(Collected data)
********
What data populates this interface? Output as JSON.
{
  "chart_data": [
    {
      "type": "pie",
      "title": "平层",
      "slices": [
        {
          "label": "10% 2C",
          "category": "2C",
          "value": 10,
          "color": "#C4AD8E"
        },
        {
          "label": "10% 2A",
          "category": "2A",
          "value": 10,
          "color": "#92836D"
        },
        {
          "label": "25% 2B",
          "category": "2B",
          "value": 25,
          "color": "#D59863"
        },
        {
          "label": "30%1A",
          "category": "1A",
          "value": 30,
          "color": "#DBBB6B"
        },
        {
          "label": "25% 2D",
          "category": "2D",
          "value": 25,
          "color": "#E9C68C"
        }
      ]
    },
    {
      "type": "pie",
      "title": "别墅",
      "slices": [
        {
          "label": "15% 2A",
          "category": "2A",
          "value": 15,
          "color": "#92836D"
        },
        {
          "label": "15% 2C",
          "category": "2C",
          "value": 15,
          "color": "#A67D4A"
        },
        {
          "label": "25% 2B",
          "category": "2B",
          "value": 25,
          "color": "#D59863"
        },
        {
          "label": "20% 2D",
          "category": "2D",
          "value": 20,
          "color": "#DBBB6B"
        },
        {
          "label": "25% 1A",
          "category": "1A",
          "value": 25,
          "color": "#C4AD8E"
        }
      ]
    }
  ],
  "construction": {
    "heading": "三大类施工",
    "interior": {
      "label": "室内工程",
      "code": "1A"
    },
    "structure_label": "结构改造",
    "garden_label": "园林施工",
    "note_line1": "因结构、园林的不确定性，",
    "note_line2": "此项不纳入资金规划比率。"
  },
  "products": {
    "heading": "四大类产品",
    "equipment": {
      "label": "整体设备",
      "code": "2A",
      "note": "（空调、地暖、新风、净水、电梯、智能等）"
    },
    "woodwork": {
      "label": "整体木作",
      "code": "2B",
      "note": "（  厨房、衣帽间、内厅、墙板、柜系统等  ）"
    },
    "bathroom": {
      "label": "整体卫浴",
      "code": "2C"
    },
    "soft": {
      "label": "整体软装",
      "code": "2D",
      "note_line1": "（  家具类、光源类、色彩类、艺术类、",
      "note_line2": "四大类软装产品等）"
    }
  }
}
********
**Exercise instructions**
Reproduce each record exactly, leaving nothing out.

**Result of the exercise**
What data populates this interface? Output as JSON.
{
  "chart_data": [
    {
      "type": "pie",
      "title": "平层",
      "slices": [
        {
          "label": "10% 2C",
          "category": "2C",
          "value": 10,
          "color": "#C4AD8E"
        },
        {
          "label": "10% 2A",
          "category": "2A",
          "value": 10,
          "color": "#92836D"
        },
        {
          "label": "25% 2B",
          "category": "2B",
          "value": 25,
          "color": "#D59863"
        },
        {
          "label": "30%1A",
          "category": "1A",
          "value": 30,
          "color": "#DBBB6B"
        },
        {
          "label": "25% 2D",
          "category": "2D",
          "value": 25,
          "color": "#E9C68C"
        }
      ]
    },
    {
      "type": "pie",
      "title": "别墅",
      "slices": [
        {
          "label": "15% 2A",
          "category": "2A",
          "value": 15,
          "color": "#92836D"
        },
        {
          "label": "15% 2C",
          "category": "2C",
          "value": 15,
          "color": "#A67D4A"
        },
        {
          "label": "25% 2B",
          "category": "2B",
          "value": 25,
          "color": "#D59863"
        },
        {
          "label": "20% 2D",
          "category": "2D",
          "value": 20,
          "color": "#DBBB6B"
        },
        {
          "label": "25% 1A",
          "category": "1A",
          "value": 25,
          "color": "#C4AD8E"
        }
      ]
    }
  ],
  "construction": {
    "heading": "三大类施工",
    "interior": {
      "label": "室内工程",
      "code": "1A"
    },
    "structure_label": "结构改造",
    "garden_label": "园林施工",
    "note_line1": "因结构、园林的不确定性，",
    "note_line2": "此项不纳入资金规划比率。"
  },
  "products": {
    "heading": "四大类产品",
    "equipment": {
      "label": "整体设备",
      "code": "2A",
      "note": "（空调、地暖、新风、净水、电梯、智能等）"
    },
    "woodwork": {
      "label": "整体木作",
      "code": "2B",
      "note": "（  厨房、衣帽间、内厅、墙板、柜系统等  ）"
    },
    "bathroom": {
      "label": "整体卫浴",
      "code": "2C"
    },
    "soft": {
      "label": "整体软装",
      "code": "2D",
      "note_line1": "（  家具类、光源类、色彩类、艺术类、",
      "note_line2": "四大类软装产品等）"
    }
  }
}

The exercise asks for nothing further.